> [Problem statement]:
Will you transcribe the entries that follow, exactly and in full?

> [Provided material]:
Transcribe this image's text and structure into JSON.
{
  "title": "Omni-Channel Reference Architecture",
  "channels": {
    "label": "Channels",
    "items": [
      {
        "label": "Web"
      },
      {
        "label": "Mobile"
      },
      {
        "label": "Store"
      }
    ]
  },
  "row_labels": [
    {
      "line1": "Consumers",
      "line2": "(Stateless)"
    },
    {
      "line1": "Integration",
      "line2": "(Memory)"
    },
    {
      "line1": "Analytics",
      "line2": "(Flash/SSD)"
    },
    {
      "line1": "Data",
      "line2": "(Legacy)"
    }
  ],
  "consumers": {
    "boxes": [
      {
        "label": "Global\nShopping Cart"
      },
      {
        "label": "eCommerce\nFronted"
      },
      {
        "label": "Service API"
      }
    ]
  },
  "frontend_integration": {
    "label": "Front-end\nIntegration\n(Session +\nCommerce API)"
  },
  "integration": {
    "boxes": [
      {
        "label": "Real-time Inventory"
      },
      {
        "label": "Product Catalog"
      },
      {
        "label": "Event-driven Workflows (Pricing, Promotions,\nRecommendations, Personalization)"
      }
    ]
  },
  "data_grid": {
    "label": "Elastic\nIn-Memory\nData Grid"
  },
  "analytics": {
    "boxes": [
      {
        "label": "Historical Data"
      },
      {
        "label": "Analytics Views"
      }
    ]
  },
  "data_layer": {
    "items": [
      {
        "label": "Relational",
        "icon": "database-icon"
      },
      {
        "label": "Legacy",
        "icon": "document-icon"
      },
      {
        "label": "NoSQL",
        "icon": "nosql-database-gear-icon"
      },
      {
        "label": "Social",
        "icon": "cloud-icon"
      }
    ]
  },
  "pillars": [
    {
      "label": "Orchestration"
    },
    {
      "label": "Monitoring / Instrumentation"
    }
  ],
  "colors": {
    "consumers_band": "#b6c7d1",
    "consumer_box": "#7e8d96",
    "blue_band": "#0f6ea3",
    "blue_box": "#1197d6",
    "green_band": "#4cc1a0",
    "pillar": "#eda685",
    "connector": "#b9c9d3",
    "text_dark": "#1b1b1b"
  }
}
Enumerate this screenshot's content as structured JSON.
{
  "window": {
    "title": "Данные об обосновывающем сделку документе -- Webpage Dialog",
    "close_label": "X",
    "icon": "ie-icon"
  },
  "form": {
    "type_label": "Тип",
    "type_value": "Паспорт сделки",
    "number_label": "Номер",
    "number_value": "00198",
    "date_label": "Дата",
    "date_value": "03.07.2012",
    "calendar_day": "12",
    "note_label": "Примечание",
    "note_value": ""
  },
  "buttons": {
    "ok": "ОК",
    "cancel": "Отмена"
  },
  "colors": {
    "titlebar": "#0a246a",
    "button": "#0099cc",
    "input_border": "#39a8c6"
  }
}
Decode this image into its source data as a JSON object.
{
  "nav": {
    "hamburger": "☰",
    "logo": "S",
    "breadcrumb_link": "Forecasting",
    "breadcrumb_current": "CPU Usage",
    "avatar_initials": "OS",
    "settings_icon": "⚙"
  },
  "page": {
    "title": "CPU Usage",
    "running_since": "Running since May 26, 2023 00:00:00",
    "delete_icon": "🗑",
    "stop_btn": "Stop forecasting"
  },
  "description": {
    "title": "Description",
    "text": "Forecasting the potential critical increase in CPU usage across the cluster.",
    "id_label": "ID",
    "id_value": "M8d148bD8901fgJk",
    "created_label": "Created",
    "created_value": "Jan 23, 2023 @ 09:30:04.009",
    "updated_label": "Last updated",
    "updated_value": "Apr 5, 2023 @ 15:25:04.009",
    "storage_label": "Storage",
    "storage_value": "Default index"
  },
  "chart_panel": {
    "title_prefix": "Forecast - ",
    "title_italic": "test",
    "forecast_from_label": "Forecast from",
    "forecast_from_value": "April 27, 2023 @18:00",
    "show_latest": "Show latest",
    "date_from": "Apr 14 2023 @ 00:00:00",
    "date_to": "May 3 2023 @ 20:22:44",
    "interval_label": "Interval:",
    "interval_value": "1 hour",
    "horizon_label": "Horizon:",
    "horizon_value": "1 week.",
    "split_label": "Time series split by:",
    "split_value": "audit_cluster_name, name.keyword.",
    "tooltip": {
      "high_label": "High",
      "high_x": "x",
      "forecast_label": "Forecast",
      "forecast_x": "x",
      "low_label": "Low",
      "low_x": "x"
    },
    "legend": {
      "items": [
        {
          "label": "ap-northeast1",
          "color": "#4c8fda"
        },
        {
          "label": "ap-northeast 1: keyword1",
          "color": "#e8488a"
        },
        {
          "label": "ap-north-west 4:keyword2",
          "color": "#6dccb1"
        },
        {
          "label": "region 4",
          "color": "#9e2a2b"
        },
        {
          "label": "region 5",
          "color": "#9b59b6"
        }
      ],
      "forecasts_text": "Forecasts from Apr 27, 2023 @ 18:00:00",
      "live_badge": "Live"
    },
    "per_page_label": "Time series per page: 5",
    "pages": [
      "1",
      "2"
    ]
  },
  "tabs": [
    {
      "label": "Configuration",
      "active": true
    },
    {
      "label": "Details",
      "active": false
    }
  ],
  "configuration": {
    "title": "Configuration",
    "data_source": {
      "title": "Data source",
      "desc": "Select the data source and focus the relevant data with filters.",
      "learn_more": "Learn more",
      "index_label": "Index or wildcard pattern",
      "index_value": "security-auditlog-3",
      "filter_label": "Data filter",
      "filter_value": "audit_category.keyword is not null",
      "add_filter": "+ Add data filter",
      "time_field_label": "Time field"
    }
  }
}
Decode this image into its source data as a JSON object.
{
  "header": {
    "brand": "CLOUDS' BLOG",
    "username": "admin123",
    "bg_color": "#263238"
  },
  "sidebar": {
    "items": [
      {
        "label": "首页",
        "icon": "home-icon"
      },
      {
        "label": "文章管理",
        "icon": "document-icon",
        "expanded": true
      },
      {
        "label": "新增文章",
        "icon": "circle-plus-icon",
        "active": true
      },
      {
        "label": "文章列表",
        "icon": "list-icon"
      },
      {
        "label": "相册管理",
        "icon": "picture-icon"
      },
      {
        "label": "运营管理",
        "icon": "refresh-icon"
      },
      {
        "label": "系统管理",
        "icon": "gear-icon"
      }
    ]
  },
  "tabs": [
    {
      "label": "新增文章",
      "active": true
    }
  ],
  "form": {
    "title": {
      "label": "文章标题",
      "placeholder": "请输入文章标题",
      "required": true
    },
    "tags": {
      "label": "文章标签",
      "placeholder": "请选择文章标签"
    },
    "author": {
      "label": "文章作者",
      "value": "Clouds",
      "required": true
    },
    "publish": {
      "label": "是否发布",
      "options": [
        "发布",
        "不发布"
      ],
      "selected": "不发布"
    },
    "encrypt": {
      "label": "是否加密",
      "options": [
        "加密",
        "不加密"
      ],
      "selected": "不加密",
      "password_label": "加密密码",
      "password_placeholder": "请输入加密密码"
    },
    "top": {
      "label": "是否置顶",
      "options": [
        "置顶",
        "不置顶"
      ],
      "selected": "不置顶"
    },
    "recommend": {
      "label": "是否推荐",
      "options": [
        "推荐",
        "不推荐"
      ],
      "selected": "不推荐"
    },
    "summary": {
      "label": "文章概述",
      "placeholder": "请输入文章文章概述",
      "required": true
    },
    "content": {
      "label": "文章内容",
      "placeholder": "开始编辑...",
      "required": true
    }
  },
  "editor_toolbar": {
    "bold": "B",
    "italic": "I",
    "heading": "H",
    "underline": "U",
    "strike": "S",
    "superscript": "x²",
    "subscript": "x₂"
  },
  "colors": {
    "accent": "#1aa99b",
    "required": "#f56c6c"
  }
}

> [Solution to the exercise]:
Transcribe this image's text and structure into JSON.
{
  "title": "Omni-Channel Reference Architecture",
  "channels": {
    "label": "Channels",
    "items": [
      {
        "label": "Web"
      },
      {
        "label": "Mobile"
      },
      {
        "label": "Store"
      }
    ]
  },
  "row_labels": [
    {
      "line1": "Consumers",
      "line2": "(Stateless)"
    },
    {
      "line1": "Integration",
      "line2": "(Memory)"
    },
    {
      "line1": "Analytics",
      "line2": "(Flash/SSD)"
    },
    {
      "line1": "Data",
      "line2": "(Legacy)"
    }
  ],
  "consumers": {
    "boxes": [
      {
        "label": "Global\nShopping Cart"
      },
      {
        "label": "eCommerce\nFronted"
      },
      {
        "label": "Service API"
      }
    ]
  },
  "frontend_integration": {
    "label": "Front-end\nIntegration\n(Session +\nCommerce API)"
  },
  "integration": {
    "boxes": [
      {
        "label": "Real-time Inventory"
      },
      {
        "label": "Product Catalog"
      },
      {
        "label": "Event-driven Workflows (Pricing, Promotions,\nRecommendations, Personalization)"
      }
    ]
  },
  "data_grid": {
    "label": "Elastic\nIn-Memory\nData Grid"
  },
  "analytics": {
    "boxes": [
      {
        "label": "Historical Data"
      },
      {
        "label": "Analytics Views"
      }
    ]
  },
  "data_layer": {
    "items": [
      {
        "label": "Relational",
        "icon": "database-icon"
      },
      {
        "label": "Legacy",
        "icon": "document-icon"
      },
      {
        "label": "NoSQL",
        "icon": "nosql-database-gear-icon"
      },
      {
        "label": "Social",
        "icon": "cloud-icon"
      }
    ]
  },
  "pillars": [
    {
      "label": "Orchestration"
    },
    {
      "label": "Monitoring / Instrumentation"
    }
  ],
  "colors": {
    "consumers_band": "#b6c7d1",
    "consumer_box": "#7e8d96",
    "blue_band": "#0f6ea3",
    "blue_box": "#1197d6",
    "green_band": "#4cc1a0",
    "pillar": "#eda685",
    "connector": "#b9c9d3",
    "text_dark": "#1b1b1b"
  }
}
Enumerate this screenshot's content as structured JSON.
{
  "window": {
    "title": "Данные об обосновывающем сделку документе -- Webpage Dialog",
    "close_label": "X",
    "icon": "ie-icon"
  },
  "form": {
    "type_label": "Тип",
    "type_value": "Паспорт сделки",
    "number_label": "Номер",
    "number_value": "00198",
    "date_label": "Дата",
    "date_value": "03.07.2012",
    "calendar_day": "12",
    "note_label": "Примечание",
    "note_value": ""
  },
  "buttons": {
    "ok": "ОК",
    "cancel": "Отмена"
  },
  "colors": {
    "titlebar": "#0a246a",
    "button": "#0099cc",
    "input_border": "#39a8c6"
  }
}
Decode this image into its source data as a JSON object.
{
  "nav": {
    "hamburger": "☰",
    "logo": "S",
    "breadcrumb_link": "Forecasting",
    "breadcrumb_current": "CPU Usage",
    "avatar_initials": "OS",
    "settings_icon": "⚙"
  },
  "page": {
    "title": "CPU Usage",
    "running_since": "Running since May 26, 2023 00:00:00",
    "delete_icon": "🗑",
    "stop_btn": "Stop forecasting"
  },
  "description": {
    "title": "Description",
    "text": "Forecasting the potential critical increase in CPU usage across the cluster.",
    "id_label": "ID",
    "id_value": "M8d148bD8901fgJk",
    "created_label": "Created",
    "created_value": "Jan 23, 2023 @ 09:30:04.009",
    "updated_label": "Last updated",
    "updated_value": "Apr 5, 2023 @ 15:25:04.009",
    "storage_label": "Storage",
    "storage_value": "Default index"
  },
  "chart_panel": {
    "title_prefix": "Forecast - ",
    "title_italic": "test",
    "forecast_from_label": "Forecast from",
    "forecast_from_value": "April 27, 2023 @18:00",
    "show_latest": "Show latest",
    "date_from": "Apr 14 2023 @ 00:00:00",
    "date_to": "May 3 2023 @ 20:22:44",
    "interval_label": "Interval:",
    "interval_value": "1 hour",
    "horizon_label": "Horizon:",
    "horizon_value": "1 week.",
    "split_label": "Time series split by:",
    "split_value": "audit_cluster_name, name.keyword.",
    "tooltip": {
      "high_label": "High",
      "high_x": "x",
      "forecast_label": "Forecast",
      "forecast_x": "x",
      "low_label": "Low",
      "low_x": "x"
    },
    "legend": {
      "items": [
        {
          "label": "ap-northeast1",
          "color": "#4c8fda"
        },
        {
          "label": "ap-northeast 1: keyword1",
          "color": "#e8488a"
        },
        {
          "label": "ap-north-west 4:keyword2",
          "color": "#6dccb1"
        },
        {
          "label": "region 4",
          "color": "#9e2a2b"
        },
        {
          "label": "region 5",
          "color": "#9b59b6"
        }
      ],
      "forecasts_text": "Forecasts from Apr 27, 2023 @ 18:00:00",
      "live_badge": "Live"
    },
    "per_page_label": "Time series per page: 5",
    "pages": [
      "1",
      "2"
    ]
  },
  "tabs": [
    {
      "label": "Configuration",
      "active": true
    },
    {
      "label": "Details",
      "active": false
    }
  ],
  "configuration": {
    "title": "Configuration",
    "data_source": {
      "title": "Data source",
      "desc": "Select the data source and focus the relevant data with filters.",
      "learn_more": "Learn more",
      "index_label": "Index or wildcard pattern",
      "index_value": "security-auditlog-3",
      "filter_label": "Data filter",
      "filter_value": "audit_category.keyword is not null",
      "add_filter": "+ Add data filter",
      "time_field_label": "Time field"
    }
  }
}
Decode this image into its source data as a JSON object.
{
  "header": {
    "brand": "CLOUDS' BLOG",
    "username": "admin123",
    "bg_color": "#263238"
  },
  "sidebar": {
    "items": [
      {
        "label": "首页",
        "icon": "home-icon"
      },
      {
        "label": "文章管理",
        "icon": "document-icon",
        "expanded": true
      },
      {
        "label": "新增文章",
        "icon": "circle-plus-icon",
        "active": true
      },
      {
        "label": "文章列表",
        "icon": "list-icon"
      },
      {
        "label": "相册管理",
        "icon": "picture-icon"
      },
      {
        "label": "运营管理",
        "icon": "refresh-icon"
      },
      {
        "label": "系统管理",
        "icon": "gear-icon"
      }
    ]
  },
  "tabs": [
    {
      "label": "新增文章",
      "active": true
    }
  ],
  "form": {
    "title": {
      "label": "文章标题",
      "placeholder": "请输入文章标题",
      "required": true
    },
    "tags": {
      "label": "文章标签",
      "placeholder": "请选择文章标签"
    },
    "author": {
      "label": "文章作者",
      "value": "Clouds",
      "required": true
    },
    "publish": {
      "label": "是否发布",
      "options": [
        "发布",
        "不发布"
      ],
      "selected": "不发布"
    },
    "encrypt": {
      "label": "是否加密",
      "options": [
        "加密",
        "不加密"
      ],
      "selected": "不加密",
      "password_label": "加密密码",
      "password_placeholder": "请输入加密密码"
    },
    "top": {
      "label": "是否置顶",
      "options": [
        "置顶",
        "不置顶"
      ],
      "selected": "不置顶"
    },
    "recommend": {
      "label": "是否推荐",
      "options": [
        "推荐",
        "不推荐"
      ],
      "selected": "不推荐"
    },
    "summary": {
      "label": "文章概述",
      "placeholder": "请输入文章文章概述",
      "required": true
    },
    "content": {
      "label": "文章内容",
      "placeholder": "开始编辑...",
      "required": true
    }
  },
  "editor_toolbar": {
    "bold": "B",
    "italic": "I",
    "heading": "H",
    "underline": "U",
    "strike": "S",
    "superscript": "x²",
    "subscript": "x₂"
  },
  "colors": {
    "accent": "#1aa99b",
    "required": "#f56c6c"
  }
}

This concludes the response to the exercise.